- Data shown -
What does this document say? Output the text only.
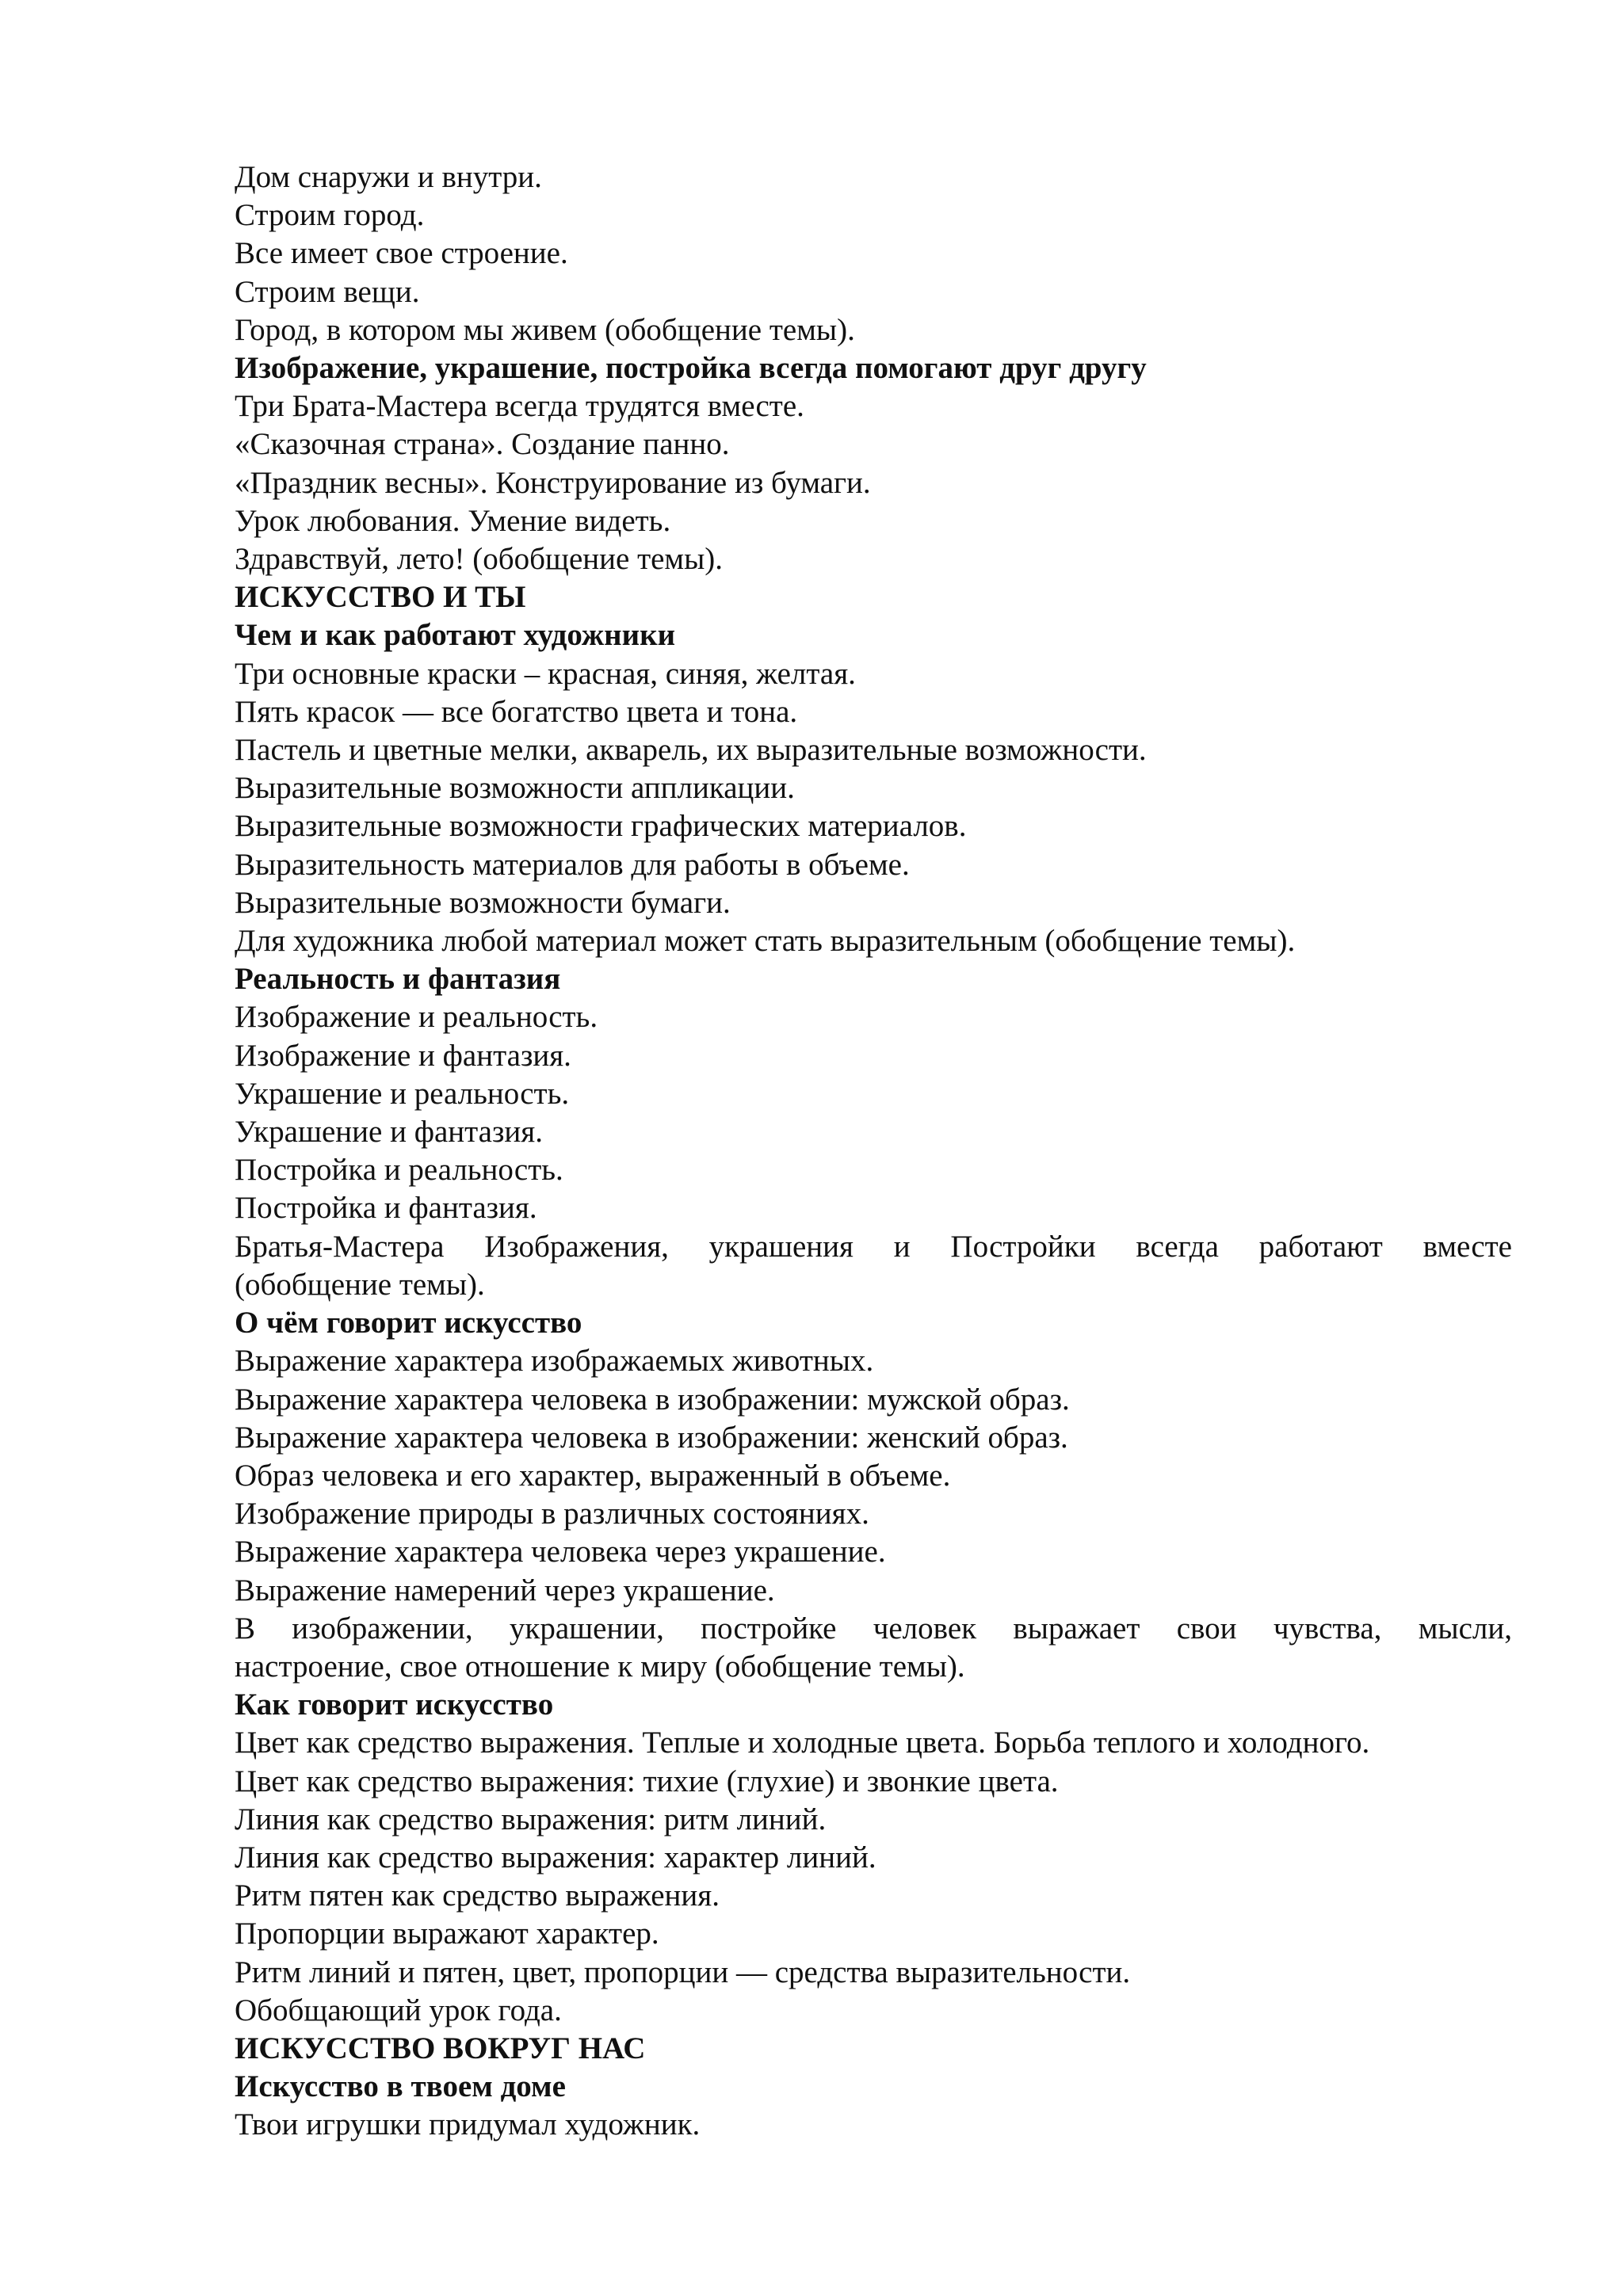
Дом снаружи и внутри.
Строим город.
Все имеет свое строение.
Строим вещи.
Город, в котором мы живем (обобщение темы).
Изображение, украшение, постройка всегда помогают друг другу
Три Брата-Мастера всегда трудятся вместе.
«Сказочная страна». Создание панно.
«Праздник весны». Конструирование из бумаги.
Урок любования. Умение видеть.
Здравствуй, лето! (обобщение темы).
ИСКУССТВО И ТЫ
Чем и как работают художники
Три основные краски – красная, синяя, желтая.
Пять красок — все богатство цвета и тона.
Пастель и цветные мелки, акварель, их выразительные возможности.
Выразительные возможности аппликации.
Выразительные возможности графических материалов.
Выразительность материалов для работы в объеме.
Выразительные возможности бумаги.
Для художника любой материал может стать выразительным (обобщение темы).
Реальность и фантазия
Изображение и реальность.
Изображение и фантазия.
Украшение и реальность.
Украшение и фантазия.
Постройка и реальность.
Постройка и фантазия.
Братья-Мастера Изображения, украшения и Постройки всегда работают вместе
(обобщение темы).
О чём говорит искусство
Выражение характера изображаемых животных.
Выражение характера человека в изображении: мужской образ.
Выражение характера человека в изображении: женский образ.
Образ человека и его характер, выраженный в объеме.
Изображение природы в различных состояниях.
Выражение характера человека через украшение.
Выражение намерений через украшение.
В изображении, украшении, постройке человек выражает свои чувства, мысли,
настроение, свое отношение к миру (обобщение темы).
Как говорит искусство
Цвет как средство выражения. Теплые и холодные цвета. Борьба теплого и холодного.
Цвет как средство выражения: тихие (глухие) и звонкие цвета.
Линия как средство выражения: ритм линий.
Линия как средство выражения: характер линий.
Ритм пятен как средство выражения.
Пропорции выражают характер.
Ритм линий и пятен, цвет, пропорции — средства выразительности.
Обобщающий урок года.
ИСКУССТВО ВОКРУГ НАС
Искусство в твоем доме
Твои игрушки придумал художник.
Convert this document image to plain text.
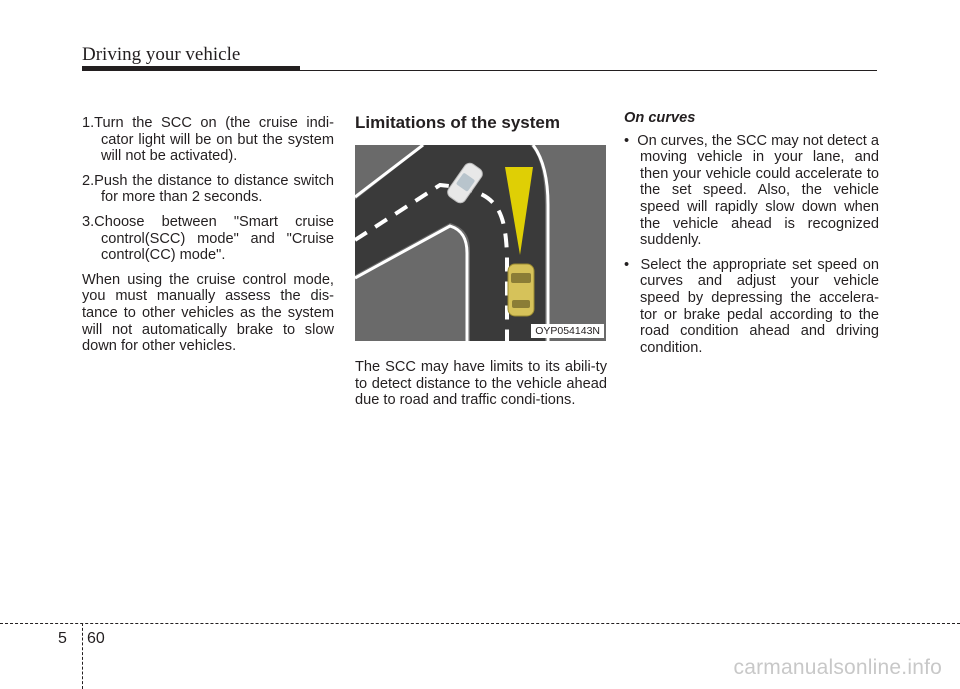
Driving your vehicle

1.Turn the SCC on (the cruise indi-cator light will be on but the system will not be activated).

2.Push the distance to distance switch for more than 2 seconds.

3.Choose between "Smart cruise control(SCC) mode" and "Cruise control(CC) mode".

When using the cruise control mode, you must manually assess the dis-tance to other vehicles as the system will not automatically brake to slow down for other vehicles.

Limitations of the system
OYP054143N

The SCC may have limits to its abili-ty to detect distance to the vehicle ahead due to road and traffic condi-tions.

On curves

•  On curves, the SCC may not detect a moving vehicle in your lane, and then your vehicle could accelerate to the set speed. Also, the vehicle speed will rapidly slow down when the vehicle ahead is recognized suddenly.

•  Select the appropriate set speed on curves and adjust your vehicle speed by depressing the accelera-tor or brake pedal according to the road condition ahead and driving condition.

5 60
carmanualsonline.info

- Task instructions -
Above are entries; state the number of lines among them that contain "curves", and nothing else.

- Complete answer -
3